# What is needed
Go through the records and show each line where the word "restriktioner" occurs.

** START OF Data supplied **

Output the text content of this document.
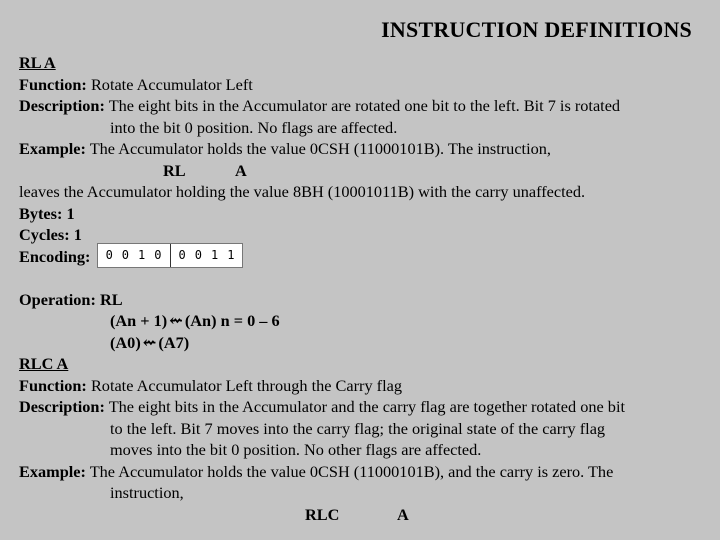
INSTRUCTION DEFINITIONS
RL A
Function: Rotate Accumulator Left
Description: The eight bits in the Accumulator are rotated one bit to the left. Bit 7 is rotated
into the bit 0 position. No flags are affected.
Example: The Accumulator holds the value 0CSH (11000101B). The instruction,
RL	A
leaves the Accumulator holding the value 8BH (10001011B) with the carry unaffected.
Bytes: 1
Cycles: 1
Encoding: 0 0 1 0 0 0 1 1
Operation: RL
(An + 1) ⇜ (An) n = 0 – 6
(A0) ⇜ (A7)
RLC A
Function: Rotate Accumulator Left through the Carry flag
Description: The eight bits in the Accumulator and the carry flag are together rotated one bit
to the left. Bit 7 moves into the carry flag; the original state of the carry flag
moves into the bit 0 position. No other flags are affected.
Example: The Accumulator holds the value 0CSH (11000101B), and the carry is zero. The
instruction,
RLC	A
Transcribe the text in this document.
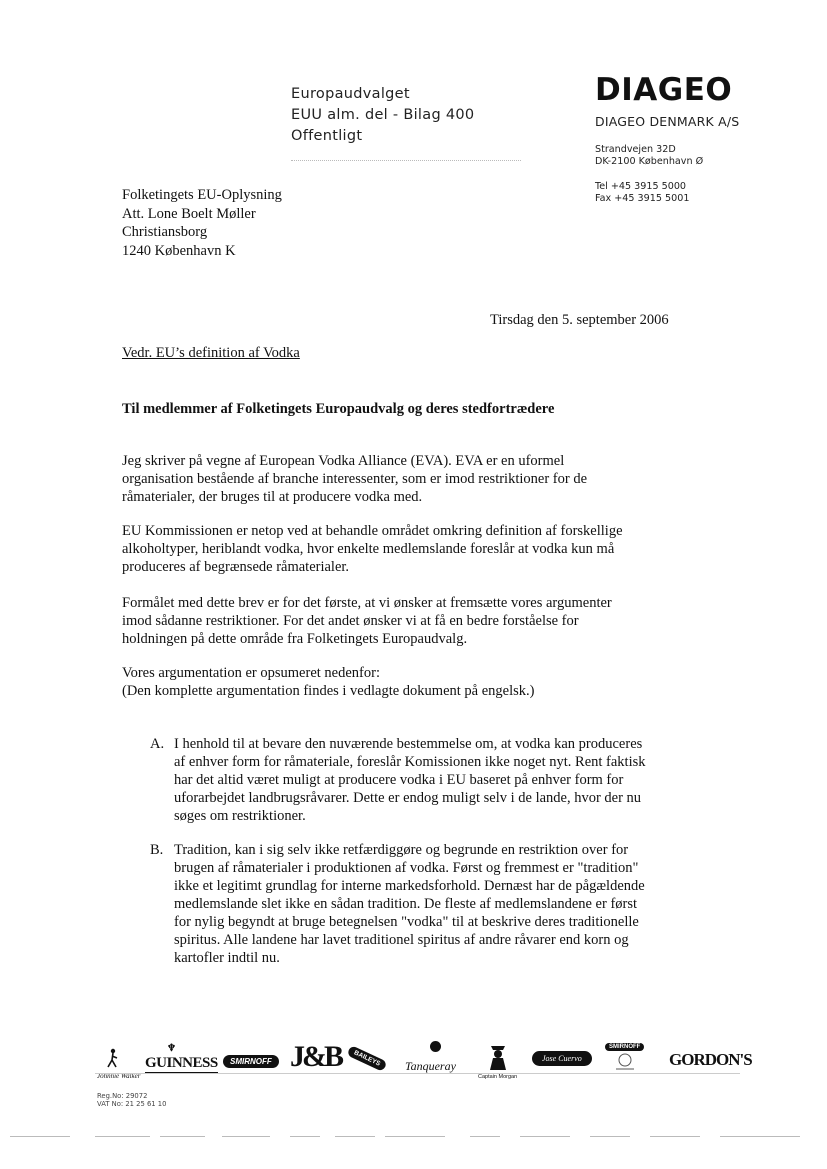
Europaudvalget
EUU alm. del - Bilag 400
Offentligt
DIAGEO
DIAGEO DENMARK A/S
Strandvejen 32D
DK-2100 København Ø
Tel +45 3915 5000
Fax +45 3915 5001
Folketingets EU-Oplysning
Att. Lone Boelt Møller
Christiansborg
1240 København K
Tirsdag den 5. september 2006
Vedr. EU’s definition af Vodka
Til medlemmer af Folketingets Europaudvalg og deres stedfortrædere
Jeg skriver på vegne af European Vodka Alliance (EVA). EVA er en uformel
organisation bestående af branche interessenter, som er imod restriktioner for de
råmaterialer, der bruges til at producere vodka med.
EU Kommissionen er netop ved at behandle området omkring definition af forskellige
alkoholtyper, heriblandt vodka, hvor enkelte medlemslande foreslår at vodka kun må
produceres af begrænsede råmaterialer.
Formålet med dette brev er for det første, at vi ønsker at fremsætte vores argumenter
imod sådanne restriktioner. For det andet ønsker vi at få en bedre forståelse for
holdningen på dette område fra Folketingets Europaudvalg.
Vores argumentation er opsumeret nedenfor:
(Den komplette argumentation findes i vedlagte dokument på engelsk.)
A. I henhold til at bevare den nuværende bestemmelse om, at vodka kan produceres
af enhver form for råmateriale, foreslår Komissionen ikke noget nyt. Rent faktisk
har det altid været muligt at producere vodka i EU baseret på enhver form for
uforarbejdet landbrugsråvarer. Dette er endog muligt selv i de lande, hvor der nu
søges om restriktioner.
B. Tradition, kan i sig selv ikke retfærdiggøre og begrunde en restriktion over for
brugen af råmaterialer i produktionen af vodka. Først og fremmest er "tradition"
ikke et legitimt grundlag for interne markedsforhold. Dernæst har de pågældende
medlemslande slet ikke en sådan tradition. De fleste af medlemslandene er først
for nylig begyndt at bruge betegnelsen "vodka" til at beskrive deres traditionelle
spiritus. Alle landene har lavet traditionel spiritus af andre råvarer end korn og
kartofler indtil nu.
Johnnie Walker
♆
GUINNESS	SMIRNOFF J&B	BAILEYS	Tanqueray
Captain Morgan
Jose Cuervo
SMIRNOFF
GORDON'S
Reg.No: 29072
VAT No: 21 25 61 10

** END OF Data supplied **
** START OF Data supplied **

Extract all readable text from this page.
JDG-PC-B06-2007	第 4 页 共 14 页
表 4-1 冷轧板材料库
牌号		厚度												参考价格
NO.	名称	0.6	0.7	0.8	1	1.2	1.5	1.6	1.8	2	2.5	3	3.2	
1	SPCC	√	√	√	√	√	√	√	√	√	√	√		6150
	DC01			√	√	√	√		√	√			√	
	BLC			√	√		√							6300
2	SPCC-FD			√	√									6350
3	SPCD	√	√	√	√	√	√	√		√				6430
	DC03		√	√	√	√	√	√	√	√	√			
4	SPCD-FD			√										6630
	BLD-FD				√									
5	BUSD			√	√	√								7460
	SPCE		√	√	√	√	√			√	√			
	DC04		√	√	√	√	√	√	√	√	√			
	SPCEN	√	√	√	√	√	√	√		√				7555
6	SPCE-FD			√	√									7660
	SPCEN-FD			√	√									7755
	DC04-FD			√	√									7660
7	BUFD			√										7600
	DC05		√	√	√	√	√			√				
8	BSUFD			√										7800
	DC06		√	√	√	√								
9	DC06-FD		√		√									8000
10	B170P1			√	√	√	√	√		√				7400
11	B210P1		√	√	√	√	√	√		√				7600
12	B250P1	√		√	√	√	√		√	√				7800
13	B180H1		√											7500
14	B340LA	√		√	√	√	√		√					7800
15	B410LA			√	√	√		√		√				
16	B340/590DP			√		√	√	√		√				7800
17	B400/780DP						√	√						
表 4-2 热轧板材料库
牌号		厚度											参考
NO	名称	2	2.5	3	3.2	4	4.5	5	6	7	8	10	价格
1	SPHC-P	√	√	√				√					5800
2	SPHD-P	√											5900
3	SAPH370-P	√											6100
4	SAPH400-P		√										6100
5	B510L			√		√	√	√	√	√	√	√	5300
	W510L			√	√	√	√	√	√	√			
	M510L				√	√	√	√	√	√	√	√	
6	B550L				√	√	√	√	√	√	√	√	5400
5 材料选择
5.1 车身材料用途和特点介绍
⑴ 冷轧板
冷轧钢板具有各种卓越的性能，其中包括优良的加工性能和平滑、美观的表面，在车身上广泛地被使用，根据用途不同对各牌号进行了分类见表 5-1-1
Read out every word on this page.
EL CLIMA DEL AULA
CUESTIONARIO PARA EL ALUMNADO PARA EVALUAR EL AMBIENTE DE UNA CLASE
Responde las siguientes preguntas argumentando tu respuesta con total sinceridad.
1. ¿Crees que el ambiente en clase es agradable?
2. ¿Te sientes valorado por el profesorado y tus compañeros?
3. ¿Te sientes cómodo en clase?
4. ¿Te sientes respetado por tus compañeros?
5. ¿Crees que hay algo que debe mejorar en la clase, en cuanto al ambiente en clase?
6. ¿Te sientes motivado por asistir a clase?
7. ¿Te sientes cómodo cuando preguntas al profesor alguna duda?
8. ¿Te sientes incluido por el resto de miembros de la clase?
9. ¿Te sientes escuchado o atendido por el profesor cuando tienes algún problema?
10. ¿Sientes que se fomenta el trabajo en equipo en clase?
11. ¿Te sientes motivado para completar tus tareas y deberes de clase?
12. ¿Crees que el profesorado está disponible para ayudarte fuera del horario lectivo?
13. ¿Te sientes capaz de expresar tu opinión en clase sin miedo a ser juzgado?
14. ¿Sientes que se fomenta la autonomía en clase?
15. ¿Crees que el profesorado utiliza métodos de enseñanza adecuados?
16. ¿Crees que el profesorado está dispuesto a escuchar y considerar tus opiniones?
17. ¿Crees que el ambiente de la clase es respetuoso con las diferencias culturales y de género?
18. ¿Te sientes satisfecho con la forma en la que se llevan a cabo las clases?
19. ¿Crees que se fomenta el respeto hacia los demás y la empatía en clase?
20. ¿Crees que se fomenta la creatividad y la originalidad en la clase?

** END OF Data supplied **
** START OF Data supplied **

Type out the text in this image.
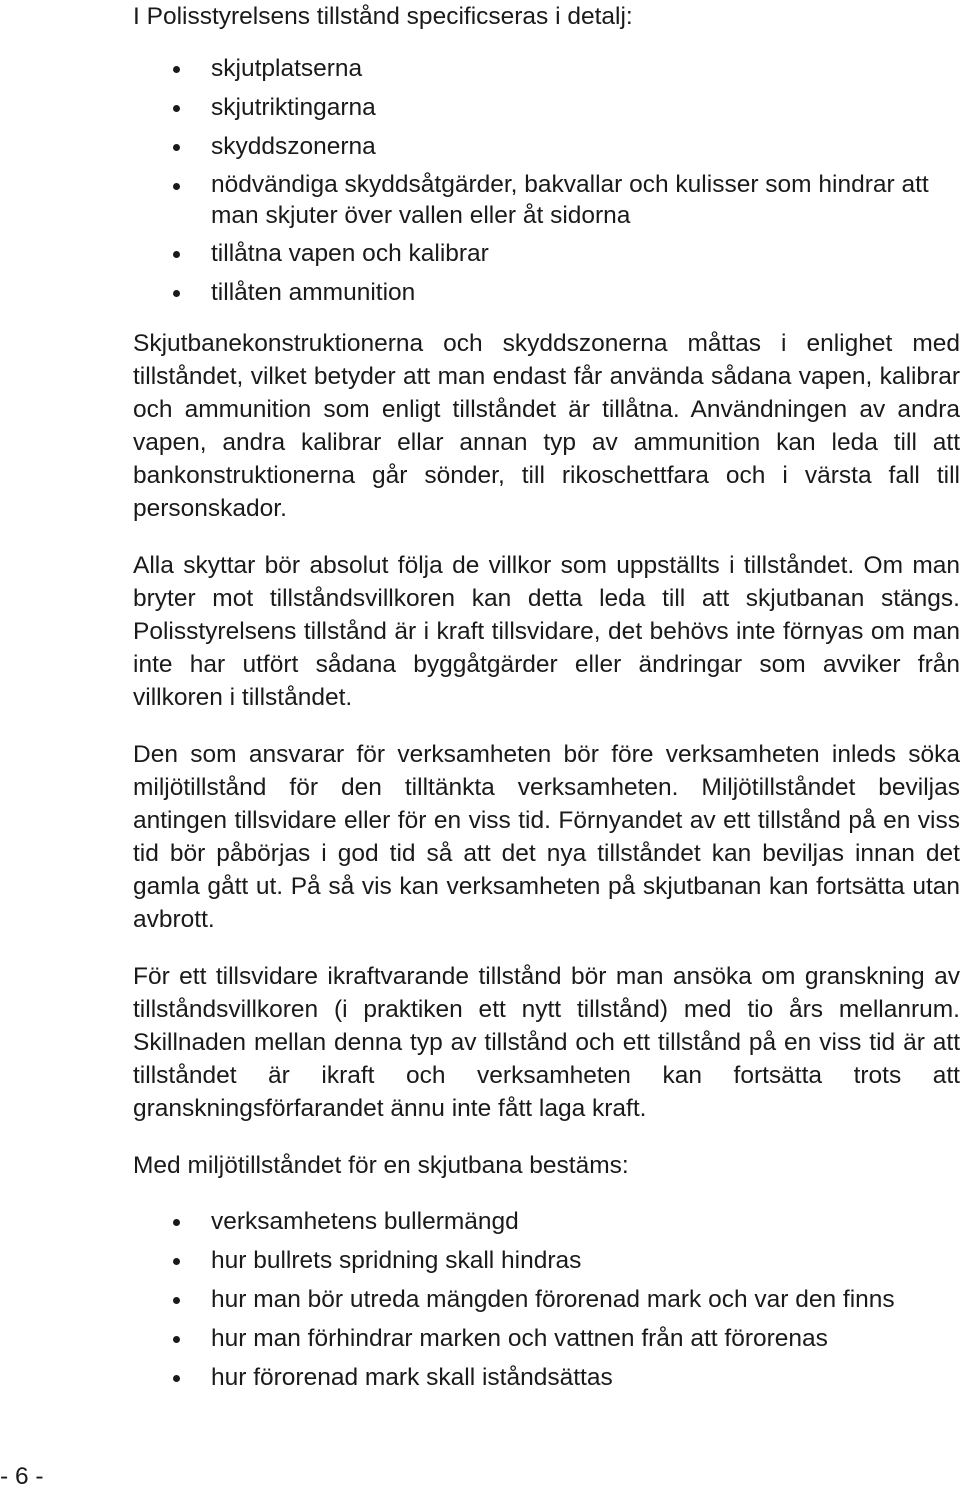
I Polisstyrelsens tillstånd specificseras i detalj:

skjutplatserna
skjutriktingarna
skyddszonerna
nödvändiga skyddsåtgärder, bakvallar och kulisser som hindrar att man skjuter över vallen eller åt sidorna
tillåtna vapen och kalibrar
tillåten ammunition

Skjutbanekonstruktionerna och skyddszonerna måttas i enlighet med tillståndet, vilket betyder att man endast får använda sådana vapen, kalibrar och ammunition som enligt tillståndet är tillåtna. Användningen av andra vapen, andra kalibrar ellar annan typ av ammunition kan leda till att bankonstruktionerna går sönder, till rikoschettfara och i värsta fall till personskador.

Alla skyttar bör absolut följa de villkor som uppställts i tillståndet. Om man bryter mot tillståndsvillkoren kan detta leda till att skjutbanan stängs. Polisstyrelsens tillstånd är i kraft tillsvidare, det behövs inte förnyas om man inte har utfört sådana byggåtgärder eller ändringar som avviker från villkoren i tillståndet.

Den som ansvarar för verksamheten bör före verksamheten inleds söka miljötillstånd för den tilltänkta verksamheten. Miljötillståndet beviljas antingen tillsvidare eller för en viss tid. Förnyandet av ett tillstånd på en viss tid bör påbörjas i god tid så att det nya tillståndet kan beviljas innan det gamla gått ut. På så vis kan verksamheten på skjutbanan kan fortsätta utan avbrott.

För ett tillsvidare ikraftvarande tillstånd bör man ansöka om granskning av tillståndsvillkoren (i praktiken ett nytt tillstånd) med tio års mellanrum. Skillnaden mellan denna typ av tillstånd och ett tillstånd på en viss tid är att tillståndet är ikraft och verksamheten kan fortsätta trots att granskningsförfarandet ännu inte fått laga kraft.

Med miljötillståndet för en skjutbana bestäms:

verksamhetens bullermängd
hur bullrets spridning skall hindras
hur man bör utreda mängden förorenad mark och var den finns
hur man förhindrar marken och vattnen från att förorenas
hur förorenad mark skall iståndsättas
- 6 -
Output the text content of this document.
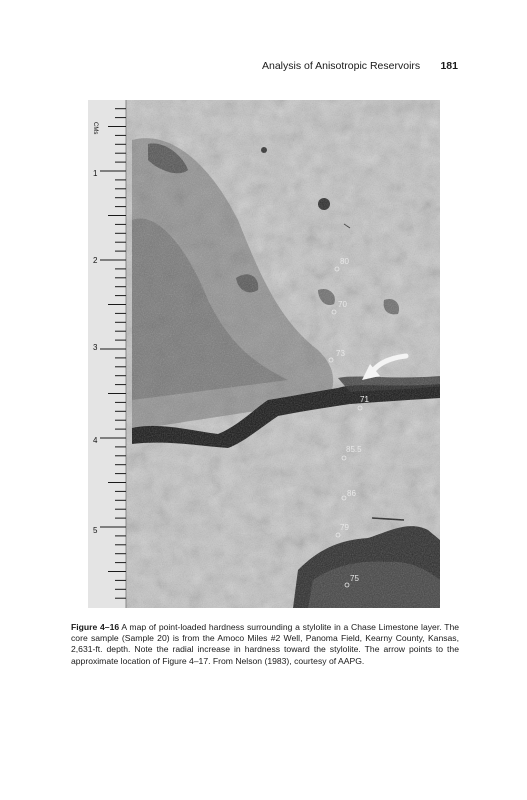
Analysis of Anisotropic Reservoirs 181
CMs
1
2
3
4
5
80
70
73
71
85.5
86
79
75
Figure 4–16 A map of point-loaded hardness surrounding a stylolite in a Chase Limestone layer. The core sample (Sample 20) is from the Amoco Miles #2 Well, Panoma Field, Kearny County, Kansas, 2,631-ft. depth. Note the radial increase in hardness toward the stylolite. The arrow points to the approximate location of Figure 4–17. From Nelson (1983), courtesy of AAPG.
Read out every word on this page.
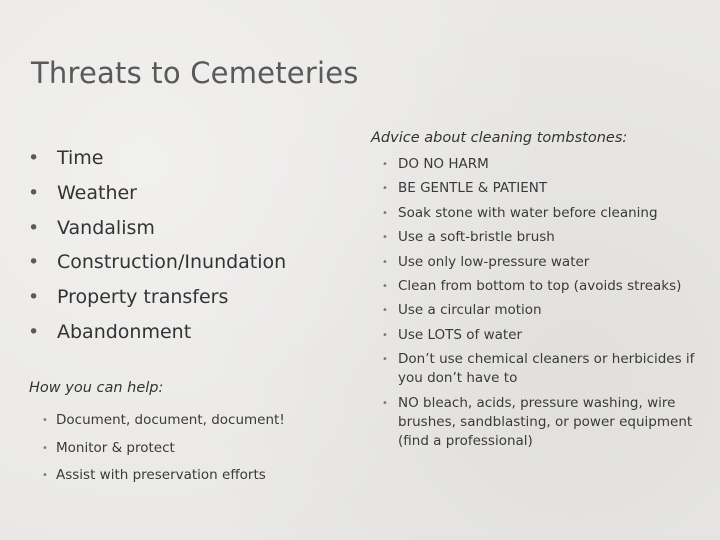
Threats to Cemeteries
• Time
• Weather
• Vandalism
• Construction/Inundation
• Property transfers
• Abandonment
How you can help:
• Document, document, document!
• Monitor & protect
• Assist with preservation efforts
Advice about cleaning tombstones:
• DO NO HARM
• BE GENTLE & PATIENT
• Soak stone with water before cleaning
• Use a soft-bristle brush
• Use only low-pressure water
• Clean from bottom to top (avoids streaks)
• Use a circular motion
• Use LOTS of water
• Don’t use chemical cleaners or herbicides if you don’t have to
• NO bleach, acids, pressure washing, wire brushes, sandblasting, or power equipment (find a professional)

** END OF Data supplied **

# Task result
organisation bestående af branche interessenter, som er imod restriktioner for de
imod sådanne restriktioner. For det andet ønsker vi at få en bedre forståelse for
søges om restriktioner.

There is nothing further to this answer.